◆ **The input**:
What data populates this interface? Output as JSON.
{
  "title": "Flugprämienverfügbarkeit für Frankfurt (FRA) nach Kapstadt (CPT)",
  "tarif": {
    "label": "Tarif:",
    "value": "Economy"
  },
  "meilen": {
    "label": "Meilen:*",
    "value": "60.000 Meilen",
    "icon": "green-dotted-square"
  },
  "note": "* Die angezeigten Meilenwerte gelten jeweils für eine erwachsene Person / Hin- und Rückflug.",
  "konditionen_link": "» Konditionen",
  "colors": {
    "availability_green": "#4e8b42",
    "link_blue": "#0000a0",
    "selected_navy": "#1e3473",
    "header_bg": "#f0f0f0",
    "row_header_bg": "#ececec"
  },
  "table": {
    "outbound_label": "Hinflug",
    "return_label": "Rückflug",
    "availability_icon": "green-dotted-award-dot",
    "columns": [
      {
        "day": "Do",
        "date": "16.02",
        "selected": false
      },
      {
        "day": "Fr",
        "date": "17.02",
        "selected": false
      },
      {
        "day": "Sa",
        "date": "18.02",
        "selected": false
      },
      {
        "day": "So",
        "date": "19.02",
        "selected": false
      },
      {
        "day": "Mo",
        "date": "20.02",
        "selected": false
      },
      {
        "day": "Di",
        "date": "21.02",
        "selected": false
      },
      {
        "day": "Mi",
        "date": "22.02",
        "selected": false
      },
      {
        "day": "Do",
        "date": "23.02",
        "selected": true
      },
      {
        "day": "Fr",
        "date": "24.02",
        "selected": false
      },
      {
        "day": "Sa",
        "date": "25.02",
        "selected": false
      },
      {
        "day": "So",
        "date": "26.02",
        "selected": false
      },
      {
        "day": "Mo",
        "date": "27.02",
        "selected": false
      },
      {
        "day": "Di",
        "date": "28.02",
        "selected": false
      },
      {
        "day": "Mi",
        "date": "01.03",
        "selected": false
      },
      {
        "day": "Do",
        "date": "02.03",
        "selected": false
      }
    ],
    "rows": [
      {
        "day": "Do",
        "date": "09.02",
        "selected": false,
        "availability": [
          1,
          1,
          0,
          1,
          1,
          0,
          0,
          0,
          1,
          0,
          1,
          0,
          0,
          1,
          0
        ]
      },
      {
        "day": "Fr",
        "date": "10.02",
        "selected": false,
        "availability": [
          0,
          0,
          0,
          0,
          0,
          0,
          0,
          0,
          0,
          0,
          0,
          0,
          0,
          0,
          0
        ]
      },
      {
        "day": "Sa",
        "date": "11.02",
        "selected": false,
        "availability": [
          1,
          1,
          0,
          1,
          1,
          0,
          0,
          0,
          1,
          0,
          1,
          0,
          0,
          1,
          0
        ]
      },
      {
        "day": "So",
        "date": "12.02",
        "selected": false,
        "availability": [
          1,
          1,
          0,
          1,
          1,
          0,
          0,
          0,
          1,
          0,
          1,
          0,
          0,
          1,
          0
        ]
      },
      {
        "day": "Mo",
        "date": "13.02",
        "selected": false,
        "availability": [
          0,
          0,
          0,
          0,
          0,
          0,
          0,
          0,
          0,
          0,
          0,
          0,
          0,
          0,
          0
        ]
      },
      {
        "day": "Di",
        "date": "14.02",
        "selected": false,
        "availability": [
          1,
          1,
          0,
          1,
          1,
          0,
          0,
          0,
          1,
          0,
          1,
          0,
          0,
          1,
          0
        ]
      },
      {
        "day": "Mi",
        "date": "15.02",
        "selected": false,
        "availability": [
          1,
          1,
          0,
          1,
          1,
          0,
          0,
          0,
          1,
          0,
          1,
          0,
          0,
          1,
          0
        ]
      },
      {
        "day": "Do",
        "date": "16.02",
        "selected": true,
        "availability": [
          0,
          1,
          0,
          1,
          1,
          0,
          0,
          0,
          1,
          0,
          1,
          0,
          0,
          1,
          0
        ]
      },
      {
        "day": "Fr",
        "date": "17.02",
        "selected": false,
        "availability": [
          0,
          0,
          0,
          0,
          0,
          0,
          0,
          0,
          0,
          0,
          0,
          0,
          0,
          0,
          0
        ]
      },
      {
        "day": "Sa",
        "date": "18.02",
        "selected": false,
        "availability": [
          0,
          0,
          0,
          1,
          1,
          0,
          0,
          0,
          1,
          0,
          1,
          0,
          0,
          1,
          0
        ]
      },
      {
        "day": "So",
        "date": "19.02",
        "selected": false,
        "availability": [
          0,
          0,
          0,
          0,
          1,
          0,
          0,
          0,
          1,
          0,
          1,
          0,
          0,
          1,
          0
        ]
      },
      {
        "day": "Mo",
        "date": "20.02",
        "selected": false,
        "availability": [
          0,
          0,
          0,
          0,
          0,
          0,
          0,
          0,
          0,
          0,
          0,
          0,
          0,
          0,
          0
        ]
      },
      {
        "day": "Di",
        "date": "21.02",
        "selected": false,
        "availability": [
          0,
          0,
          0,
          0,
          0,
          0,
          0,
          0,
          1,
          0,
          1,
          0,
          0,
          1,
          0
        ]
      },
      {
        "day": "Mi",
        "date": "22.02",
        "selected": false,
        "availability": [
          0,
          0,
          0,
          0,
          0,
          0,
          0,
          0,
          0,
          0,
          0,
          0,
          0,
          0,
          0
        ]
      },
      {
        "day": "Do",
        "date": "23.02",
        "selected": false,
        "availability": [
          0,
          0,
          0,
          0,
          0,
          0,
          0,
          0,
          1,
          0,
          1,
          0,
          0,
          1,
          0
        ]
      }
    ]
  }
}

◆ **Objective**: Restate the data above exactly, keeping each word as it stands.

◆ **Response**:
What data populates this interface? Output as JSON.
{
  "title": "Flugprämienverfügbarkeit für Frankfurt (FRA) nach Kapstadt (CPT)",
  "tarif": {
    "label": "Tarif:",
    "value": "Economy"
  },
  "meilen": {
    "label": "Meilen:*",
    "value": "60.000 Meilen",
    "icon": "green-dotted-square"
  },
  "note": "* Die angezeigten Meilenwerte gelten jeweils für eine erwachsene Person / Hin- und Rückflug.",
  "konditionen_link": "» Konditionen",
  "colors": {
    "availability_green": "#4e8b42",
    "link_blue": "#0000a0",
    "selected_navy": "#1e3473",
    "header_bg": "#f0f0f0",
    "row_header_bg": "#ececec"
  },
  "table": {
    "outbound_label": "Hinflug",
    "return_label": "Rückflug",
    "availability_icon": "green-dotted-award-dot",
    "columns": [
      {
        "day": "Do",
        "date": "16.02",
        "selected": false
      },
      {
        "day": "Fr",
        "date": "17.02",
        "selected": false
      },
      {
        "day": "Sa",
        "date": "18.02",
        "selected": false
      },
      {
        "day": "So",
        "date": "19.02",
        "selected": false
      },
      {
        "day": "Mo",
        "date": "20.02",
        "selected": false
      },
      {
        "day": "Di",
        "date": "21.02",
        "selected": false
      },
      {
        "day": "Mi",
        "date": "22.02",
        "selected": false
      },
      {
        "day": "Do",
        "date": "23.02",
        "selected": true
      },
      {
        "day": "Fr",
        "date": "24.02",
        "selected": false
      },
      {
        "day": "Sa",
        "date": "25.02",
        "selected": false
      },
      {
        "day": "So",
        "date": "26.02",
        "selected": false
      },
      {
        "day": "Mo",
        "date": "27.02",
        "selected": false
      },
      {
        "day": "Di",
        "date": "28.02",
        "selected": false
      },
      {
        "day": "Mi",
        "date": "01.03",
        "selected": false
      },
      {
        "day": "Do",
        "date": "02.03",
        "selected": false
      }
    ],
    "rows": [
      {
        "day": "Do",
        "date": "09.02",
        "selected": false,
        "availability": [
          1,
          1,
          0,
          1,
          1,
          0,
          0,
          0,
          1,
          0,
          1,
          0,
          0,
          1,
          0
        ]
      },
      {
        "day": "Fr",
        "date": "10.02",
        "selected": false,
        "availability": [
          0,
          0,
          0,
          0,
          0,
          0,
          0,
          0,
          0,
          0,
          0,
          0,
          0,
          0,
          0
        ]
      },
      {
        "day": "Sa",
        "date": "11.02",
        "selected": false,
        "availability": [
          1,
          1,
          0,
          1,
          1,
          0,
          0,
          0,
          1,
          0,
          1,
          0,
          0,
          1,
          0
        ]
      },
      {
        "day": "So",
        "date": "12.02",
        "selected": false,
        "availability": [
          1,
          1,
          0,
          1,
          1,
          0,
          0,
          0,
          1,
          0,
          1,
          0,
          0,
          1,
          0
        ]
      },
      {
        "day": "Mo",
        "date": "13.02",
        "selected": false,
        "availability": [
          0,
          0,
          0,
          0,
          0,
          0,
          0,
          0,
          0,
          0,
          0,
          0,
          0,
          0,
          0
        ]
      },
      {
        "day": "Di",
        "date": "14.02",
        "selected": false,
        "availability": [
          1,
          1,
          0,
          1,
          1,
          0,
          0,
          0,
          1,
          0,
          1,
          0,
          0,
          1,
          0
        ]
      },
      {
        "day": "Mi",
        "date": "15.02",
        "selected": false,
        "availability": [
          1,
          1,
          0,
          1,
          1,
          0,
          0,
          0,
          1,
          0,
          1,
          0,
          0,
          1,
          0
        ]
      },
      {
        "day": "Do",
        "date": "16.02",
        "selected": true,
        "availability": [
          0,
          1,
          0,
          1,
          1,
          0,
          0,
          0,
          1,
          0,
          1,
          0,
          0,
          1,
          0
        ]
      },
      {
        "day": "Fr",
        "date": "17.02",
        "selected": false,
        "availability": [
          0,
          0,
          0,
          0,
          0,
          0,
          0,
          0,
          0,
          0,
          0,
          0,
          0,
          0,
          0
        ]
      },
      {
        "day": "Sa",
        "date": "18.02",
        "selected": false,
        "availability": [
          0,
          0,
          0,
          1,
          1,
          0,
          0,
          0,
          1,
          0,
          1,
          0,
          0,
          1,
          0
        ]
      },
      {
        "day": "So",
        "date": "19.02",
        "selected": false,
        "availability": [
          0,
          0,
          0,
          0,
          1,
          0,
          0,
          0,
          1,
          0,
          1,
          0,
          0,
          1,
          0
        ]
      },
      {
        "day": "Mo",
        "date": "20.02",
        "selected": false,
        "availability": [
          0,
          0,
          0,
          0,
          0,
          0,
          0,
          0,
          0,
          0,
          0,
          0,
          0,
          0,
          0
        ]
      },
      {
        "day": "Di",
        "date": "21.02",
        "selected": false,
        "availability": [
          0,
          0,
          0,
          0,
          0,
          0,
          0,
          0,
          1,
          0,
          1,
          0,
          0,
          1,
          0
        ]
      },
      {
        "day": "Mi",
        "date": "22.02",
        "selected": false,
        "availability": [
          0,
          0,
          0,
          0,
          0,
          0,
          0,
          0,
          0,
          0,
          0,
          0,
          0,
          0,
          0
        ]
      },
      {
        "day": "Do",
        "date": "23.02",
        "selected": false,
        "availability": [
          0,
          0,
          0,
          0,
          0,
          0,
          0,
          0,
          1,
          0,
          1,
          0,
          0,
          1,
          0
        ]
      }
    ]
  }
}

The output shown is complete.